__EXTRACTED RECORDS__:
• • • • • • •
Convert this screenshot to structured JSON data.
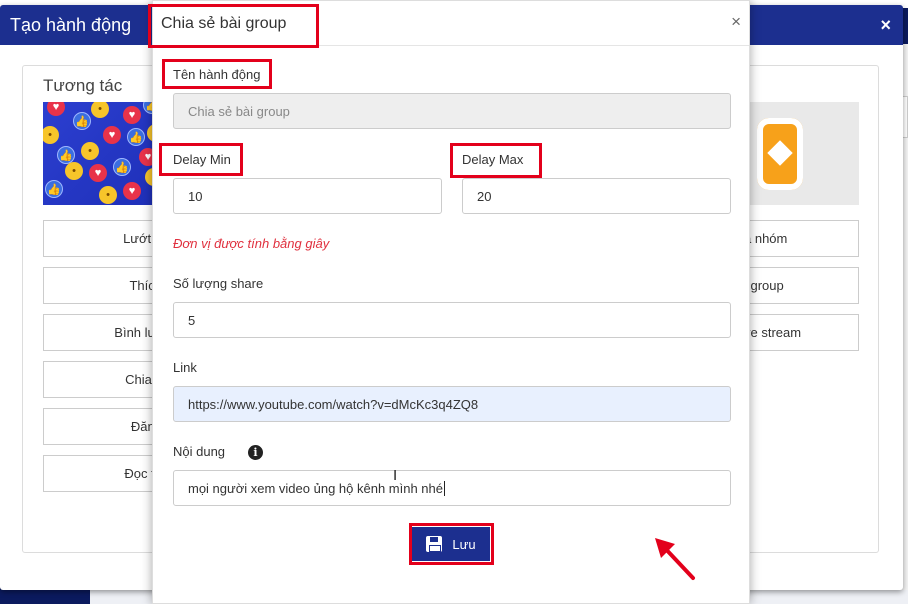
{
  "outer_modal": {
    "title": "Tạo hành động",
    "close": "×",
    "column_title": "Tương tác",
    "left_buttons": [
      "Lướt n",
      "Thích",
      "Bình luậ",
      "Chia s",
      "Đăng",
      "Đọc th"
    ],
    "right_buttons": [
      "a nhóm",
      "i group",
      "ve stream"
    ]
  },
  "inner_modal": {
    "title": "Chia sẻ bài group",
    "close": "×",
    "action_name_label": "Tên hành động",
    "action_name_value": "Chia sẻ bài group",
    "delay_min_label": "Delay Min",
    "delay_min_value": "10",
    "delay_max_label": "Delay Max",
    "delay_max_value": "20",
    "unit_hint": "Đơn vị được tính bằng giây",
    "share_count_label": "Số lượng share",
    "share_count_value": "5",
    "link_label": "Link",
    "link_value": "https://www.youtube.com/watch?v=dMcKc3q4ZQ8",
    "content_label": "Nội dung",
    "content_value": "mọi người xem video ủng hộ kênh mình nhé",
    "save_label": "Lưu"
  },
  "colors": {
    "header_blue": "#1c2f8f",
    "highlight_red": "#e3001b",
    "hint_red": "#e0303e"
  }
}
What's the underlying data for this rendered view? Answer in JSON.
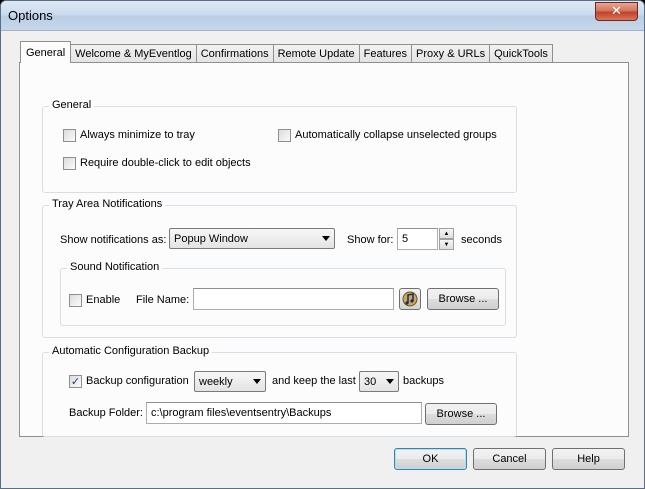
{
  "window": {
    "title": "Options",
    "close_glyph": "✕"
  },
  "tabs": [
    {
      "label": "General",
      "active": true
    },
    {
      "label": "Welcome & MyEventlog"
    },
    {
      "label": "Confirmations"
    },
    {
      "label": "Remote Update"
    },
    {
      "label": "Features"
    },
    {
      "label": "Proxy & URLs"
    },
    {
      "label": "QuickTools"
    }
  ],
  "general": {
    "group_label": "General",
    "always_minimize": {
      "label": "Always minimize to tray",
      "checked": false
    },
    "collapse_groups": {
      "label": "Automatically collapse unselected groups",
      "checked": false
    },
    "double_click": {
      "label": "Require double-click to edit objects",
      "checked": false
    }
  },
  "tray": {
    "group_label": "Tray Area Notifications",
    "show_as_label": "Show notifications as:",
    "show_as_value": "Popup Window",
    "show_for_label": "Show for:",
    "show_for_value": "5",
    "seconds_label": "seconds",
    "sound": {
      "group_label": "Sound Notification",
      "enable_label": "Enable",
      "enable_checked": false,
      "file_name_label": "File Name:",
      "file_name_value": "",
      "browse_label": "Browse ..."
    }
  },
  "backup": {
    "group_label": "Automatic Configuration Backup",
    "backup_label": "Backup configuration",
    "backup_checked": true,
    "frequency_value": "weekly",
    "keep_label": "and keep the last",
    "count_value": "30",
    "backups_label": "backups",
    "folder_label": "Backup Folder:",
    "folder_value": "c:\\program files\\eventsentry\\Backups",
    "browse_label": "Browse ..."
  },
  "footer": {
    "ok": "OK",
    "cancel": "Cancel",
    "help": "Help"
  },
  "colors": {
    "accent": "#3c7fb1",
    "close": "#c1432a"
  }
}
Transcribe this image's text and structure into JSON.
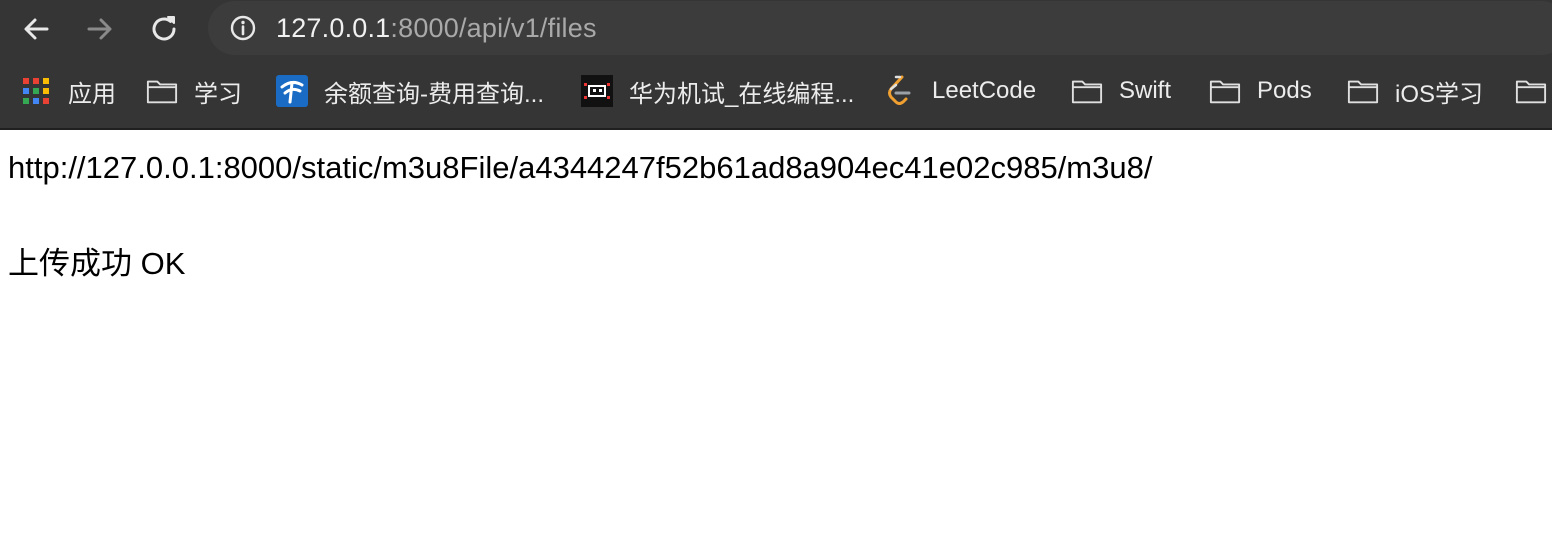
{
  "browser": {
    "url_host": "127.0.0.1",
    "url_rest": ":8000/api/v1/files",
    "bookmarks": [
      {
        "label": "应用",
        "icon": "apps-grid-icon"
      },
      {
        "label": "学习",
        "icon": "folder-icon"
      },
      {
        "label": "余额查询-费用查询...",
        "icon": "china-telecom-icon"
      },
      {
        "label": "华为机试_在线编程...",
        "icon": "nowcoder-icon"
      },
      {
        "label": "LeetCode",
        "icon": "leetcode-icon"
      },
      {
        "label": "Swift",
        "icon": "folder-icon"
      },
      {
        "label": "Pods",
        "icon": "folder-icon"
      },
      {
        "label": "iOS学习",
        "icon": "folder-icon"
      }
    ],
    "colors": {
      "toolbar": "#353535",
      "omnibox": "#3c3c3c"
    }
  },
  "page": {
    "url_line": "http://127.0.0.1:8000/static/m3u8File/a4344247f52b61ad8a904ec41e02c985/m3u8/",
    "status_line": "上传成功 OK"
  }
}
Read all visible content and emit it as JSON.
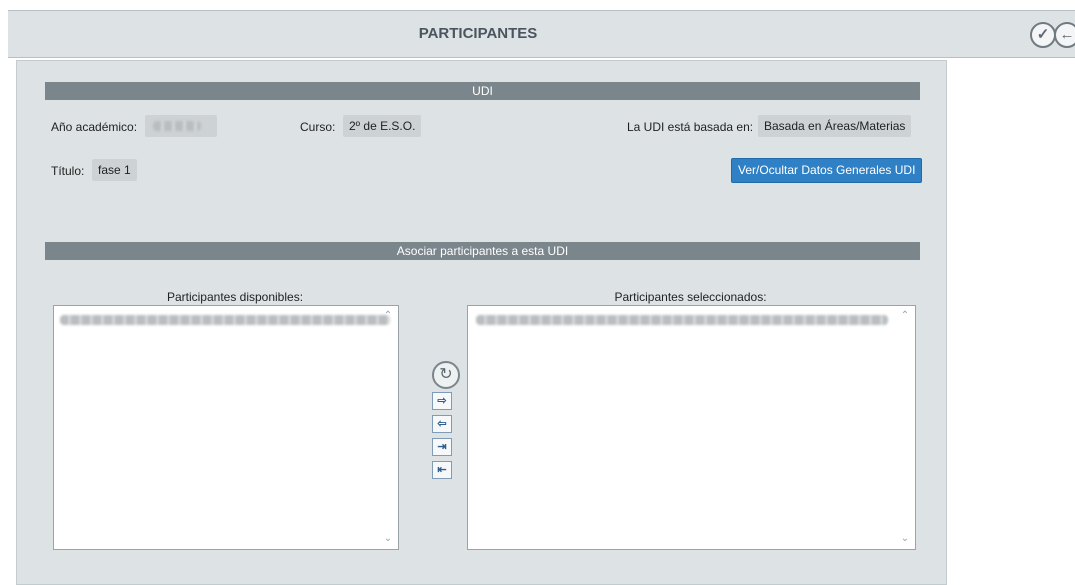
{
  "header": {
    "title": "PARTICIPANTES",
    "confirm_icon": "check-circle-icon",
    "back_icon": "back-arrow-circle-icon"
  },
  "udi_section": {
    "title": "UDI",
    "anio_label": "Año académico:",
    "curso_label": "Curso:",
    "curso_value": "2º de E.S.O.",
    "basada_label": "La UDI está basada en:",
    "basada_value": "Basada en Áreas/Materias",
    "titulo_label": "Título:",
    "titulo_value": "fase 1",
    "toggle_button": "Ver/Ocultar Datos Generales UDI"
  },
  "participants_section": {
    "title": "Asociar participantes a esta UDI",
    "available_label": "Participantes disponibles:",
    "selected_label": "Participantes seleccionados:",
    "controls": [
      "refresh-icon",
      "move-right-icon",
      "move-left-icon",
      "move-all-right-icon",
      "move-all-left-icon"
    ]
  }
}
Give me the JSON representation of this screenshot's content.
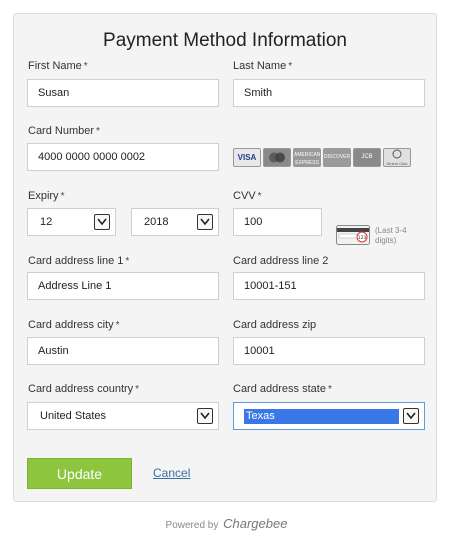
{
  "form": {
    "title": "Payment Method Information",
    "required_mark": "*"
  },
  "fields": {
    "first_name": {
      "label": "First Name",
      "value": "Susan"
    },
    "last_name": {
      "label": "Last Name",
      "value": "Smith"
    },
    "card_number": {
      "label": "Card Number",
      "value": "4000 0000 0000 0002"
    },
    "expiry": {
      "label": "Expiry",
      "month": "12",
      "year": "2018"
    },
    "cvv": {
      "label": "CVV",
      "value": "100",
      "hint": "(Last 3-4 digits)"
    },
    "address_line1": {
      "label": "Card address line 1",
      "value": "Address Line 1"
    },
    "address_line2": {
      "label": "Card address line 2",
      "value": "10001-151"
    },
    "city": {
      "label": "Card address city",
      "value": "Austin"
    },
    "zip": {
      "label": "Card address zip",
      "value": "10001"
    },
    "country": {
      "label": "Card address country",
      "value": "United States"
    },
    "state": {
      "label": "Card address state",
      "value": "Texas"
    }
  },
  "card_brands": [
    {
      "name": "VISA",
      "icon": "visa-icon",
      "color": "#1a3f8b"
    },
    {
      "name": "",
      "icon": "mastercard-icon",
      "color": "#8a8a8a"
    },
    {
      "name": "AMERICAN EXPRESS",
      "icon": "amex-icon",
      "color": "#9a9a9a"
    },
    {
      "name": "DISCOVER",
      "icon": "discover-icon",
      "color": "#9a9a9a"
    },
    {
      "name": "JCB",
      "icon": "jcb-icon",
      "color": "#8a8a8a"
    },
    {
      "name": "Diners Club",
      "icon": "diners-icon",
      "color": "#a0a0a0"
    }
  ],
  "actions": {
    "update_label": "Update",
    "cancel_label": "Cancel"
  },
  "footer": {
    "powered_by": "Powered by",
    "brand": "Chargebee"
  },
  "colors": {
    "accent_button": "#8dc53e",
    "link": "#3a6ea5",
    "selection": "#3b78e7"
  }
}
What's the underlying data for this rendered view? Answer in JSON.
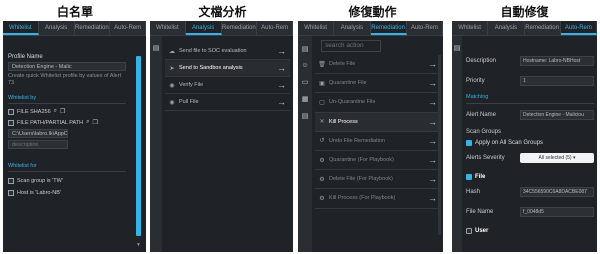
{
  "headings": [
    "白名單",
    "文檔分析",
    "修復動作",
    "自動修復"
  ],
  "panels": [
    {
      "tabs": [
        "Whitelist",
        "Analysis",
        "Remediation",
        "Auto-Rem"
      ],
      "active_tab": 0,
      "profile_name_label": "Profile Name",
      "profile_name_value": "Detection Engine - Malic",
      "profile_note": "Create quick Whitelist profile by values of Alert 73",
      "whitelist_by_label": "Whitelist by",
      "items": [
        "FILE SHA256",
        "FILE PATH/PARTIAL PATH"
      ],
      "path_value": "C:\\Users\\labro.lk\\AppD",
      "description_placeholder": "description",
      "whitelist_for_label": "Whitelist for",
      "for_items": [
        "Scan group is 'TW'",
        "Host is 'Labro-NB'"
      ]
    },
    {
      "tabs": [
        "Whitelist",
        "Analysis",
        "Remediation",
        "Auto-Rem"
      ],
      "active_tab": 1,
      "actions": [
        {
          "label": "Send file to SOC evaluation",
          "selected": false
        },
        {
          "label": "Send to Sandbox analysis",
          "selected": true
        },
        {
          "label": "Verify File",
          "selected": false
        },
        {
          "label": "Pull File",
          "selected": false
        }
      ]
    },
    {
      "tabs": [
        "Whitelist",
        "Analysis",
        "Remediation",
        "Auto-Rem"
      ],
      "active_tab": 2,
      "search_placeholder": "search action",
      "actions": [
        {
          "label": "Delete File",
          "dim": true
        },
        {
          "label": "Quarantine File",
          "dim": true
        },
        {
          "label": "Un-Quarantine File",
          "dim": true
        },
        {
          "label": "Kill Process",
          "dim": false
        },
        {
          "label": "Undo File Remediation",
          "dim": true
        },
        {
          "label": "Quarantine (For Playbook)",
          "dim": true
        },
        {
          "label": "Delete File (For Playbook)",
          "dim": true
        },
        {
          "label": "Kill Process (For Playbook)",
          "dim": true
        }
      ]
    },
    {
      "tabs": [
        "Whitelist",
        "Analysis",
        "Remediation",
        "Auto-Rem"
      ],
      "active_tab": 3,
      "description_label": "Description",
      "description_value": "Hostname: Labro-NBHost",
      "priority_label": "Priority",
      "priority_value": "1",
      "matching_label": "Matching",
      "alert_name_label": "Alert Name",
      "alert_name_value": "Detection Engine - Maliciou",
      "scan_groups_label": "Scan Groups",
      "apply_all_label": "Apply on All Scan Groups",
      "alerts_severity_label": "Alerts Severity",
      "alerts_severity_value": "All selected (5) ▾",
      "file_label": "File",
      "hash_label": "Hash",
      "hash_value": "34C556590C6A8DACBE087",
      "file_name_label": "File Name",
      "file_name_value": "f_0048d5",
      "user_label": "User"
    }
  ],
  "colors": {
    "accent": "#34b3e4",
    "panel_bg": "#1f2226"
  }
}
• • • • • • •
__WRITTEN TASK__:
Count every line above that holds the string "JSON" and give the total, nothing more.

__FINISHED ANSWER__:
6